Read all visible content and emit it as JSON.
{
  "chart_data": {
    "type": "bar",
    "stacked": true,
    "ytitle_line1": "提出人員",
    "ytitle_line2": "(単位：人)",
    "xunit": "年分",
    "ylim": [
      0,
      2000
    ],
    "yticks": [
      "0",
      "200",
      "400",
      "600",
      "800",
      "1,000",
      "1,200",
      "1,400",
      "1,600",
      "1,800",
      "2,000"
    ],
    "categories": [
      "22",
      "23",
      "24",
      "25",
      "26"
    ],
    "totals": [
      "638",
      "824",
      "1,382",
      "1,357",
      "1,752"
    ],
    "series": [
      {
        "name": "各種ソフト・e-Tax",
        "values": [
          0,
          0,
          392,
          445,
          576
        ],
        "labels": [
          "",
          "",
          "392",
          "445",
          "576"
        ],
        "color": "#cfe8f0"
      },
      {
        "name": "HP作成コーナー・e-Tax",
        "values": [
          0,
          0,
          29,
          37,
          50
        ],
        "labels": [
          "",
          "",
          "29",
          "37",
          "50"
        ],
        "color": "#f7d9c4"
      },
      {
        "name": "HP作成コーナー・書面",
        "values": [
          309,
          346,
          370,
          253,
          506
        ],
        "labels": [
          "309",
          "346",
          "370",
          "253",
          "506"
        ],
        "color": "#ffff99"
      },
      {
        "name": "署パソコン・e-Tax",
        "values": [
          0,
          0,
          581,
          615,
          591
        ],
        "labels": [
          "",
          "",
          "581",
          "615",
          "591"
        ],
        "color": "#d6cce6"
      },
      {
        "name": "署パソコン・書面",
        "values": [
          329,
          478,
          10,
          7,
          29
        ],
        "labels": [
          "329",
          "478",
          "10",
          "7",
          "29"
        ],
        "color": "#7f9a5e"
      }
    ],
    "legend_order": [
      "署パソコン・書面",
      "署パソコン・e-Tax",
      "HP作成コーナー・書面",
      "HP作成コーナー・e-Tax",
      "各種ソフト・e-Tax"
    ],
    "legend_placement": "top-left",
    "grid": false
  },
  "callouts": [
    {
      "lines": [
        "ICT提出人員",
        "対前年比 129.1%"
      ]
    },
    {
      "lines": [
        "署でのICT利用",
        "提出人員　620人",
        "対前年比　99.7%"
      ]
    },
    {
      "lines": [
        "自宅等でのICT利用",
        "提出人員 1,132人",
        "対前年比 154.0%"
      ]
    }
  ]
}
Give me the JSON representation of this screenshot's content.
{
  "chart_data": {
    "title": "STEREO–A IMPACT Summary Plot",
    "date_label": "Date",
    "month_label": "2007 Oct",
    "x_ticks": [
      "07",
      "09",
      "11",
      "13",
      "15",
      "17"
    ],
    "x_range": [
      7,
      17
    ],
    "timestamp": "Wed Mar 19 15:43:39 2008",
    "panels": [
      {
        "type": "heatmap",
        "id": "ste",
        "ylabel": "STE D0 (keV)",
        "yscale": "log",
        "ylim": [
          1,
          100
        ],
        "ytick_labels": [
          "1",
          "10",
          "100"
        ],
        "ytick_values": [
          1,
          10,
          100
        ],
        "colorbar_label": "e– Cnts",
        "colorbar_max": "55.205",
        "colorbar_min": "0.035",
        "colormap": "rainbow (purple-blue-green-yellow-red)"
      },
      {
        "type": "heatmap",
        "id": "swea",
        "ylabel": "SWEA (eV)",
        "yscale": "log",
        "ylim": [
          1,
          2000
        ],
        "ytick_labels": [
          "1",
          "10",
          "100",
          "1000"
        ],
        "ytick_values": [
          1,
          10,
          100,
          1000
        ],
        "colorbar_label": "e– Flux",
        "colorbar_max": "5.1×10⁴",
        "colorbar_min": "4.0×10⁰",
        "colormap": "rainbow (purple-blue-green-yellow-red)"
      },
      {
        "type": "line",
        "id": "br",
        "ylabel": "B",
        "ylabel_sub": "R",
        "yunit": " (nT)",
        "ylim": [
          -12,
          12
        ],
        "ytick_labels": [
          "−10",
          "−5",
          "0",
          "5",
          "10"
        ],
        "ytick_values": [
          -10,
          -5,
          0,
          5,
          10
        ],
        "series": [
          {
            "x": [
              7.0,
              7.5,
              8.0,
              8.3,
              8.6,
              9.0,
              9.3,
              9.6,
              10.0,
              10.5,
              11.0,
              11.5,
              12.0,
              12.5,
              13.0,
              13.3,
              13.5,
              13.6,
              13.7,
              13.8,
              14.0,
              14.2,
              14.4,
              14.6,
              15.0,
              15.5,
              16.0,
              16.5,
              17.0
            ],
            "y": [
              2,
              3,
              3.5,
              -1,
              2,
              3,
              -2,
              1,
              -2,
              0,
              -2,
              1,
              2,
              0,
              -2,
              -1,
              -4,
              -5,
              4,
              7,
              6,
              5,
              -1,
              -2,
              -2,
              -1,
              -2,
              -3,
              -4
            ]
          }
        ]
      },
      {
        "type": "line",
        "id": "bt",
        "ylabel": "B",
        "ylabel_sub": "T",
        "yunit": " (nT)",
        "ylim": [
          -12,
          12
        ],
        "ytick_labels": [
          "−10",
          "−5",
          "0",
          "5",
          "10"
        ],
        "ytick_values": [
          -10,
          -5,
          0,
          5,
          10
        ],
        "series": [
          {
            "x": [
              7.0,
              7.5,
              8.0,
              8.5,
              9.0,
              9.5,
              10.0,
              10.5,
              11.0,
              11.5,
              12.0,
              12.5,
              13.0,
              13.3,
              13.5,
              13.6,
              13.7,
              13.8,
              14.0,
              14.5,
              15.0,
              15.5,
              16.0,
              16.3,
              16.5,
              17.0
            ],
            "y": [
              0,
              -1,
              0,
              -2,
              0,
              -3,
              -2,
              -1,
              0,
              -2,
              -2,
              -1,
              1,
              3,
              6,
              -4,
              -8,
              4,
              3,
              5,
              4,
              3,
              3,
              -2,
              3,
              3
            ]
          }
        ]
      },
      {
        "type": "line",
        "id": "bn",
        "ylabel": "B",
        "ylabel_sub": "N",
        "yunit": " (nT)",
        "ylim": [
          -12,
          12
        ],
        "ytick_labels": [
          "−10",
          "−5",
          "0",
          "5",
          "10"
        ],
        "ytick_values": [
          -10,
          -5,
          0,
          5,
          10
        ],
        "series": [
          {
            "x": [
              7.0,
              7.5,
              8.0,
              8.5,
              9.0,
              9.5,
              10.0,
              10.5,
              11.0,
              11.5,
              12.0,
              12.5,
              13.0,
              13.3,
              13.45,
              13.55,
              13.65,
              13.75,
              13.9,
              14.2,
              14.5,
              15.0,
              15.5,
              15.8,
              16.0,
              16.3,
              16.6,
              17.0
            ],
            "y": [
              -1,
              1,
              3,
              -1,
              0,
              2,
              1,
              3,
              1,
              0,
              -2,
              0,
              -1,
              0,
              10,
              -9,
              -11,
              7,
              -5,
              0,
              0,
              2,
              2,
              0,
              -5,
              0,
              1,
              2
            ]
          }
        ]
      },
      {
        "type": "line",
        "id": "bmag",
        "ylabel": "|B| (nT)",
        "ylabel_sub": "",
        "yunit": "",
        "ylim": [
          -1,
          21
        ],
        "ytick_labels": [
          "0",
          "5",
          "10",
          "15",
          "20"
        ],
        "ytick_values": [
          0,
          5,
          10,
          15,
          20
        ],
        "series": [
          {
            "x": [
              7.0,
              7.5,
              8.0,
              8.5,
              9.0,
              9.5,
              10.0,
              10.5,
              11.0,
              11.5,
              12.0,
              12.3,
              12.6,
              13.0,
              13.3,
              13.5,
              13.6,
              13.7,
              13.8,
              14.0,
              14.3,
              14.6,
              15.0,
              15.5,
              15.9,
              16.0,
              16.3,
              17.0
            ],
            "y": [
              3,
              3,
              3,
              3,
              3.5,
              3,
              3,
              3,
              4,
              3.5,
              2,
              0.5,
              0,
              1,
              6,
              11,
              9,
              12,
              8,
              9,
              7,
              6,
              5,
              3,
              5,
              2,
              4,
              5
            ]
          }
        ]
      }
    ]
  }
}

== == ==

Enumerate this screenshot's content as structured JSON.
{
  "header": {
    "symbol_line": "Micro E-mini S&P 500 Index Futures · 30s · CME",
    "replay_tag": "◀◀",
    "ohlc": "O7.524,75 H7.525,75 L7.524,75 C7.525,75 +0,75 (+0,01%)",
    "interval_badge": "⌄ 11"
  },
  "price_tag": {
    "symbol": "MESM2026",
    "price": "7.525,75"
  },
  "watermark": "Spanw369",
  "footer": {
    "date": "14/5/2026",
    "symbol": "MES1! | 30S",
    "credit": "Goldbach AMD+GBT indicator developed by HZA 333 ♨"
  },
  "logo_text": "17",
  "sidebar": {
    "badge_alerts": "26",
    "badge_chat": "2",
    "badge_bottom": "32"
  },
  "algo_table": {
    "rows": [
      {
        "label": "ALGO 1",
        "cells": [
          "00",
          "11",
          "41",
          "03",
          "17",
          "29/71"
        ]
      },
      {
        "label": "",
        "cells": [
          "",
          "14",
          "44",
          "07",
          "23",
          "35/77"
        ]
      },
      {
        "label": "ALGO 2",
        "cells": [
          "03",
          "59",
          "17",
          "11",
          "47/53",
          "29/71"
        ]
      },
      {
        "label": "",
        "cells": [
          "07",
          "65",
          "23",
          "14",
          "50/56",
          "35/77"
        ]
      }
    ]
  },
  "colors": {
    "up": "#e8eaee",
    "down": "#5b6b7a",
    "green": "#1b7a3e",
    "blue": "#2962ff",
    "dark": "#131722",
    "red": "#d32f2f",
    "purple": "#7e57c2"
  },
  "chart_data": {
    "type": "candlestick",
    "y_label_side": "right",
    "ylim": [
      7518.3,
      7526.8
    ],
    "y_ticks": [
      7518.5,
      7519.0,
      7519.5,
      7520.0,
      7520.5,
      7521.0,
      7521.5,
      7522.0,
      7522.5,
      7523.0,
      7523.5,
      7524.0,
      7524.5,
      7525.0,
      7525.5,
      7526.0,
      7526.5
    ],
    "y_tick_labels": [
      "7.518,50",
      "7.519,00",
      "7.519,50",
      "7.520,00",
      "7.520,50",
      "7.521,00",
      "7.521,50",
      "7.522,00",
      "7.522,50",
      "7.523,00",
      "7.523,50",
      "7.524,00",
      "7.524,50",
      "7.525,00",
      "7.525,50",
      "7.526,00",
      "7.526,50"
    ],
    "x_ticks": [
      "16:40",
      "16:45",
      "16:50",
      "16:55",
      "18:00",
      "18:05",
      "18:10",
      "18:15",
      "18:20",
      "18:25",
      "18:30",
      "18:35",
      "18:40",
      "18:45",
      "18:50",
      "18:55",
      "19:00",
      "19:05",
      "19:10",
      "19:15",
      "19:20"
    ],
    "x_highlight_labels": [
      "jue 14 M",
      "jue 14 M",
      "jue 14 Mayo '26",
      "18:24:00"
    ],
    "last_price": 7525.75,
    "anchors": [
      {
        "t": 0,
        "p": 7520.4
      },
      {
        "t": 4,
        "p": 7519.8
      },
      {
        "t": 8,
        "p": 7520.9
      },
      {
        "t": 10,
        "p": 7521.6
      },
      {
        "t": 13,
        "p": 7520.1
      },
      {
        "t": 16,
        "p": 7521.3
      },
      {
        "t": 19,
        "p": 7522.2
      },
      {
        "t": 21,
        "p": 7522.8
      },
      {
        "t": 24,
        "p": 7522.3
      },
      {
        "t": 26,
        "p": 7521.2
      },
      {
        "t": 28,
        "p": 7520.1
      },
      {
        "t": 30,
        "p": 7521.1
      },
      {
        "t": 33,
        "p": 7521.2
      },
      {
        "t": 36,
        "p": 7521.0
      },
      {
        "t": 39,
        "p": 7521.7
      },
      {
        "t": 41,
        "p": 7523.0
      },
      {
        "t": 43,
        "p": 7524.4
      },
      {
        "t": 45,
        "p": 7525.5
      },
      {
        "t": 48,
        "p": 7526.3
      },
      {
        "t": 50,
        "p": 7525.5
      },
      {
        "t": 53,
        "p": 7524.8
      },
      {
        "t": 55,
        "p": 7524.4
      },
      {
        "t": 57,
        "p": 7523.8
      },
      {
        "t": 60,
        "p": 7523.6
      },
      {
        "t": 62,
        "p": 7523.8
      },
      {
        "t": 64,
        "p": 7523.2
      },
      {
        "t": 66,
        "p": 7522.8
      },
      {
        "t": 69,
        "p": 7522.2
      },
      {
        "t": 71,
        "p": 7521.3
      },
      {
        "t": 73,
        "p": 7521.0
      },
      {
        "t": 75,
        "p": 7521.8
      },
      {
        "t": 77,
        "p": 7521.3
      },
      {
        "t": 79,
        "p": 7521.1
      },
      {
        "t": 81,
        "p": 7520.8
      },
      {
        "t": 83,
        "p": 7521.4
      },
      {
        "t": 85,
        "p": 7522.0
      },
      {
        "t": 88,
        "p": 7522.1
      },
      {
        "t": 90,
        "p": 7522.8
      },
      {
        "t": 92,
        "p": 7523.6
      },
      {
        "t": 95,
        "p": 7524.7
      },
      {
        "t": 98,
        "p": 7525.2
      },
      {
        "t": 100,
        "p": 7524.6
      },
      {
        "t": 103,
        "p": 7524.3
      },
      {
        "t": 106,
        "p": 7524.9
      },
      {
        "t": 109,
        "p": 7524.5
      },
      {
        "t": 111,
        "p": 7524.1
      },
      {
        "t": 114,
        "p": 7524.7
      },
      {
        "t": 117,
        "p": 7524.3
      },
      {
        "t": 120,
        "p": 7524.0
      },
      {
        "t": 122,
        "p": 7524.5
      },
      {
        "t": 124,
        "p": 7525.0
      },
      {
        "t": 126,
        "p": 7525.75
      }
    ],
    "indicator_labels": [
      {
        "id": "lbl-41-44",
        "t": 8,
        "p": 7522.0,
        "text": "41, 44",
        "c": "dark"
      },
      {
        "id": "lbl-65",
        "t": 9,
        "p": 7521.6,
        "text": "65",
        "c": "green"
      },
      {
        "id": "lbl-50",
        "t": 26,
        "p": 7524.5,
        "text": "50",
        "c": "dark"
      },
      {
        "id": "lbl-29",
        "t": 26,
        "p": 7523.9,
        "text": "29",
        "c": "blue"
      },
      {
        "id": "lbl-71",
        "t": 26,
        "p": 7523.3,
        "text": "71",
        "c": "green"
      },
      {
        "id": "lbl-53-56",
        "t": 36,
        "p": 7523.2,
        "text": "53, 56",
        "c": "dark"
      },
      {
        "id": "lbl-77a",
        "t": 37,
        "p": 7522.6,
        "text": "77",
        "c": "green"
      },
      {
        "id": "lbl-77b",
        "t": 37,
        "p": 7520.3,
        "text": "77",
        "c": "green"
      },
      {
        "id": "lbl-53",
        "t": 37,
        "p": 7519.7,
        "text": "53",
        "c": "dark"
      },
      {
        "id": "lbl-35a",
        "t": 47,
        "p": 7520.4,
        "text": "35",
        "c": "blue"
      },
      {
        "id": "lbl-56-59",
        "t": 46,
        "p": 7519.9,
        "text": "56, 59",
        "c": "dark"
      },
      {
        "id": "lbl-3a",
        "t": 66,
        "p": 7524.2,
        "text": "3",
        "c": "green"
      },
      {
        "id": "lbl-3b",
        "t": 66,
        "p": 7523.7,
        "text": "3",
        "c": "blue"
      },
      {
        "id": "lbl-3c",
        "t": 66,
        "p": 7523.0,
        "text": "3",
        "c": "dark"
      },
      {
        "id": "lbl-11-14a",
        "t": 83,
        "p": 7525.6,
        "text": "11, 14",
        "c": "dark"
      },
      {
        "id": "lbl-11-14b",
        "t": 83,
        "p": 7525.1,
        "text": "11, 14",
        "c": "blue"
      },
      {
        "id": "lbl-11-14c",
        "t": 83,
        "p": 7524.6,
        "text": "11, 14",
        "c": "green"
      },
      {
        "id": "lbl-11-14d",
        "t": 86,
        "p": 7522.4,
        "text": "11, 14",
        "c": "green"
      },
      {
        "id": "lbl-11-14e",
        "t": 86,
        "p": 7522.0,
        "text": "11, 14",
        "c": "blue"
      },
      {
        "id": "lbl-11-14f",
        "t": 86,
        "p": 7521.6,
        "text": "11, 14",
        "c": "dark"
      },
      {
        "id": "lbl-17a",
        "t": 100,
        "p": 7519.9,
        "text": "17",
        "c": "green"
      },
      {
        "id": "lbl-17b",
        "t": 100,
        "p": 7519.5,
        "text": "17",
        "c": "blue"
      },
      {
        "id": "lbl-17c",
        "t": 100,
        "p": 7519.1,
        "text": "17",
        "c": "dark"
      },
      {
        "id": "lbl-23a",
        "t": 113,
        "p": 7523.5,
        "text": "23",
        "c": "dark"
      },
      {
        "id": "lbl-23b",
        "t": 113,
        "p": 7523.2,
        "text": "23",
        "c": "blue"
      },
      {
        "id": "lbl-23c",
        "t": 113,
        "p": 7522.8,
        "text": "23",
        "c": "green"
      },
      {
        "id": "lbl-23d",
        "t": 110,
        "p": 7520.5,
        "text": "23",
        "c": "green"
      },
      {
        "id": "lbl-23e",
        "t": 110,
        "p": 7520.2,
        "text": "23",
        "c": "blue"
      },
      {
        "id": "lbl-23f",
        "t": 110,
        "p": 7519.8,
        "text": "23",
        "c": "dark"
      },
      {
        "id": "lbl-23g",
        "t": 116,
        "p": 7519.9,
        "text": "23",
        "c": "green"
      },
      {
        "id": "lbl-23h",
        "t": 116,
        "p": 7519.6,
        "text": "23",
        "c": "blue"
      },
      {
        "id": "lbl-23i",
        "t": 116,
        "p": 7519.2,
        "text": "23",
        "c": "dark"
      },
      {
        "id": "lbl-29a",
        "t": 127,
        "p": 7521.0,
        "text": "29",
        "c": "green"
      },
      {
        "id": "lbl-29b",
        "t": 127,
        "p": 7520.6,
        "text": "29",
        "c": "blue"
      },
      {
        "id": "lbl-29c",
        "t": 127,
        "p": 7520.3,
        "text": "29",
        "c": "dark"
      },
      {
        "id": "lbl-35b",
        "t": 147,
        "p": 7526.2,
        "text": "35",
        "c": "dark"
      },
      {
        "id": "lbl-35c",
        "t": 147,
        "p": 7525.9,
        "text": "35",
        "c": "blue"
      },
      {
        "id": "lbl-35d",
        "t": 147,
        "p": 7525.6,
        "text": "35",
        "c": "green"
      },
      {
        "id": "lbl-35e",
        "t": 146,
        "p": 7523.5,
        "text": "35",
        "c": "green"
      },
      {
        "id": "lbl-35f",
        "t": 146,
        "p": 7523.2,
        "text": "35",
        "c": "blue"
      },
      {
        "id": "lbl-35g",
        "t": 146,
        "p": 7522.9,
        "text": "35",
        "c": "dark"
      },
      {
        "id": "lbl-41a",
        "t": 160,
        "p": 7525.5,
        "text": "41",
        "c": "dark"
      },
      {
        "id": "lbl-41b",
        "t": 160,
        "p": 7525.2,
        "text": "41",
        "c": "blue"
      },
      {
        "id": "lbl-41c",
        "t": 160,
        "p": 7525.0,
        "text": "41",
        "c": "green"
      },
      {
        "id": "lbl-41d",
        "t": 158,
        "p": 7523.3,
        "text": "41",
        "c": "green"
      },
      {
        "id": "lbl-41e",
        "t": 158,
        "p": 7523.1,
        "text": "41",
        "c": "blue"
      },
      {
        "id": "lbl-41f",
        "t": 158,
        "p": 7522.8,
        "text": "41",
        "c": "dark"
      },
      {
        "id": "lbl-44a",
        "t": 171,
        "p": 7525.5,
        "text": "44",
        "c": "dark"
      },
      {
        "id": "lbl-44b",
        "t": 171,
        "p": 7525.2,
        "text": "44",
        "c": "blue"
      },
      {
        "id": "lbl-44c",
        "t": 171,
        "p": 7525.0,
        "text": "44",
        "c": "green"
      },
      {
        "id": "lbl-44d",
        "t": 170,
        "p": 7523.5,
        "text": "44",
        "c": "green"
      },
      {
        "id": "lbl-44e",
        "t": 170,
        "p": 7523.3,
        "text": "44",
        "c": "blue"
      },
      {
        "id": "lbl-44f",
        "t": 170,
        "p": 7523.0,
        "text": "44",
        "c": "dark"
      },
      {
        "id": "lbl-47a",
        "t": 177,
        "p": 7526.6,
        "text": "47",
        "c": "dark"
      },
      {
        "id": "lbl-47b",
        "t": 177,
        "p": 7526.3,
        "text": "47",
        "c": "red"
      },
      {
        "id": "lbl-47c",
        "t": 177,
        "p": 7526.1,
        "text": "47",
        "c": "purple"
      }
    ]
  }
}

== == ==

Given request | Among the lines above, determine how many hold the word "content"; report the figure alone.

Response to this exercise | 3